◆ OBJECTIVE:
The records that follow are to be repeated without alteration.

◆ Records excerpted from a collection:
## Start

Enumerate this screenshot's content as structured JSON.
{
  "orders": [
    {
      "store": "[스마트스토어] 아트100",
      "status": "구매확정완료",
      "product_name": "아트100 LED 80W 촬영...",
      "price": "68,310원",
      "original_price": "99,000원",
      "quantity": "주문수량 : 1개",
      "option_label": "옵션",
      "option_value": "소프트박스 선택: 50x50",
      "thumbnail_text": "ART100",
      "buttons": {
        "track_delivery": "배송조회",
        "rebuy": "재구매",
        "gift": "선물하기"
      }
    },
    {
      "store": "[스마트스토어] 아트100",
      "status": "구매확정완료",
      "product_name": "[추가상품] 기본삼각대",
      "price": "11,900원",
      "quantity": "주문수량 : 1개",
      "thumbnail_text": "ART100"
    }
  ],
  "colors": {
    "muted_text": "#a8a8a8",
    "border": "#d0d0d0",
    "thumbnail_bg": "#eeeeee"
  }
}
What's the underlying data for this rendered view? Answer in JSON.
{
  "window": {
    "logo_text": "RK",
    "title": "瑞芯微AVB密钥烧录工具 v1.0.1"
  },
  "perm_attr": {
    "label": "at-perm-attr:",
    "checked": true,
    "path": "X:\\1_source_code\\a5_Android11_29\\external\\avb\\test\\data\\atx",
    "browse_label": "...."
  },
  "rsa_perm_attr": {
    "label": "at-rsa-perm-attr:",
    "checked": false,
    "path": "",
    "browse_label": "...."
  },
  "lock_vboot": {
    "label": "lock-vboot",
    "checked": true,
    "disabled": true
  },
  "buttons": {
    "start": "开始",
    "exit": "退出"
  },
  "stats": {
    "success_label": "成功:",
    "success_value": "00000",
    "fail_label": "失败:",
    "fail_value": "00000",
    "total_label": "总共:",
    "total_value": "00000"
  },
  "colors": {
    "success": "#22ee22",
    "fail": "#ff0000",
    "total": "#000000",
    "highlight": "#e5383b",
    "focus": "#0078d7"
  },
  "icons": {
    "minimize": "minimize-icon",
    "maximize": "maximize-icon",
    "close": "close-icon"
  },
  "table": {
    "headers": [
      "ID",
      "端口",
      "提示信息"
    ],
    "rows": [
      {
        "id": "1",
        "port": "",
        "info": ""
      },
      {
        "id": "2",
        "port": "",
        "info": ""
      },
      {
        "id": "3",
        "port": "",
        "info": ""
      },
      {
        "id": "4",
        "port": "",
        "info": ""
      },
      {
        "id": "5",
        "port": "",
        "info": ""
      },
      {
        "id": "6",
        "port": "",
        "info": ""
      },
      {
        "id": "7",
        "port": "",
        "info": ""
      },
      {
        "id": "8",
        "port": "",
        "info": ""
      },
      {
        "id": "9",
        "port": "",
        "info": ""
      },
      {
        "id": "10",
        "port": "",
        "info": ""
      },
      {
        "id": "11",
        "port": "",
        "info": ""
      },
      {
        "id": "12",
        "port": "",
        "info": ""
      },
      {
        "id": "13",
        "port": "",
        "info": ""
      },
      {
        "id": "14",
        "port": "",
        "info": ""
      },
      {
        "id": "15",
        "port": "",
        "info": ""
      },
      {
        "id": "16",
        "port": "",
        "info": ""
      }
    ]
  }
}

## End

◆ TASK RESULT:
Enumerate this screenshot's content as structured JSON.
{
  "orders": [
    {
      "store": "[스마트스토어] 아트100",
      "status": "구매확정완료",
      "product_name": "아트100 LED 80W 촬영...",
      "price": "68,310원",
      "original_price": "99,000원",
      "quantity": "주문수량 : 1개",
      "option_label": "옵션",
      "option_value": "소프트박스 선택: 50x50",
      "thumbnail_text": "ART100",
      "buttons": {
        "track_delivery": "배송조회",
        "rebuy": "재구매",
        "gift": "선물하기"
      }
    },
    {
      "store": "[스마트스토어] 아트100",
      "status": "구매확정완료",
      "product_name": "[추가상품] 기본삼각대",
      "price": "11,900원",
      "quantity": "주문수량 : 1개",
      "thumbnail_text": "ART100"
    }
  ],
  "colors": {
    "muted_text": "#a8a8a8",
    "border": "#d0d0d0",
    "thumbnail_bg": "#eeeeee"
  }
}
What's the underlying data for this rendered view? Answer in JSON.
{
  "window": {
    "logo_text": "RK",
    "title": "瑞芯微AVB密钥烧录工具 v1.0.1"
  },
  "perm_attr": {
    "label": "at-perm-attr:",
    "checked": true,
    "path": "X:\\1_source_code\\a5_Android11_29\\external\\avb\\test\\data\\atx",
    "browse_label": "...."
  },
  "rsa_perm_attr": {
    "label": "at-rsa-perm-attr:",
    "checked": false,
    "path": "",
    "browse_label": "...."
  },
  "lock_vboot": {
    "label": "lock-vboot",
    "checked": true,
    "disabled": true
  },
  "buttons": {
    "start": "开始",
    "exit": "退出"
  },
  "stats": {
    "success_label": "成功:",
    "success_value": "00000",
    "fail_label": "失败:",
    "fail_value": "00000",
    "total_label": "总共:",
    "total_value": "00000"
  },
  "colors": {
    "success": "#22ee22",
    "fail": "#ff0000",
    "total": "#000000",
    "highlight": "#e5383b",
    "focus": "#0078d7"
  },
  "icons": {
    "minimize": "minimize-icon",
    "maximize": "maximize-icon",
    "close": "close-icon"
  },
  "table": {
    "headers": [
      "ID",
      "端口",
      "提示信息"
    ],
    "rows": [
      {
        "id": "1",
        "port": "",
        "info": ""
      },
      {
        "id": "2",
        "port": "",
        "info": ""
      },
      {
        "id": "3",
        "port": "",
        "info": ""
      },
      {
        "id": "4",
        "port": "",
        "info": ""
      },
      {
        "id": "5",
        "port": "",
        "info": ""
      },
      {
        "id": "6",
        "port": "",
        "info": ""
      },
      {
        "id": "7",
        "port": "",
        "info": ""
      },
      {
        "id": "8",
        "port": "",
        "info": ""
      },
      {
        "id": "9",
        "port": "",
        "info": ""
      },
      {
        "id": "10",
        "port": "",
        "info": ""
      },
      {
        "id": "11",
        "port": "",
        "info": ""
      },
      {
        "id": "12",
        "port": "",
        "info": ""
      },
      {
        "id": "13",
        "port": "",
        "info": ""
      },
      {
        "id": "14",
        "port": "",
        "info": ""
      },
      {
        "id": "15",
        "port": "",
        "info": ""
      },
      {
        "id": "16",
        "port": "",
        "info": ""
      }
    ]
  }
}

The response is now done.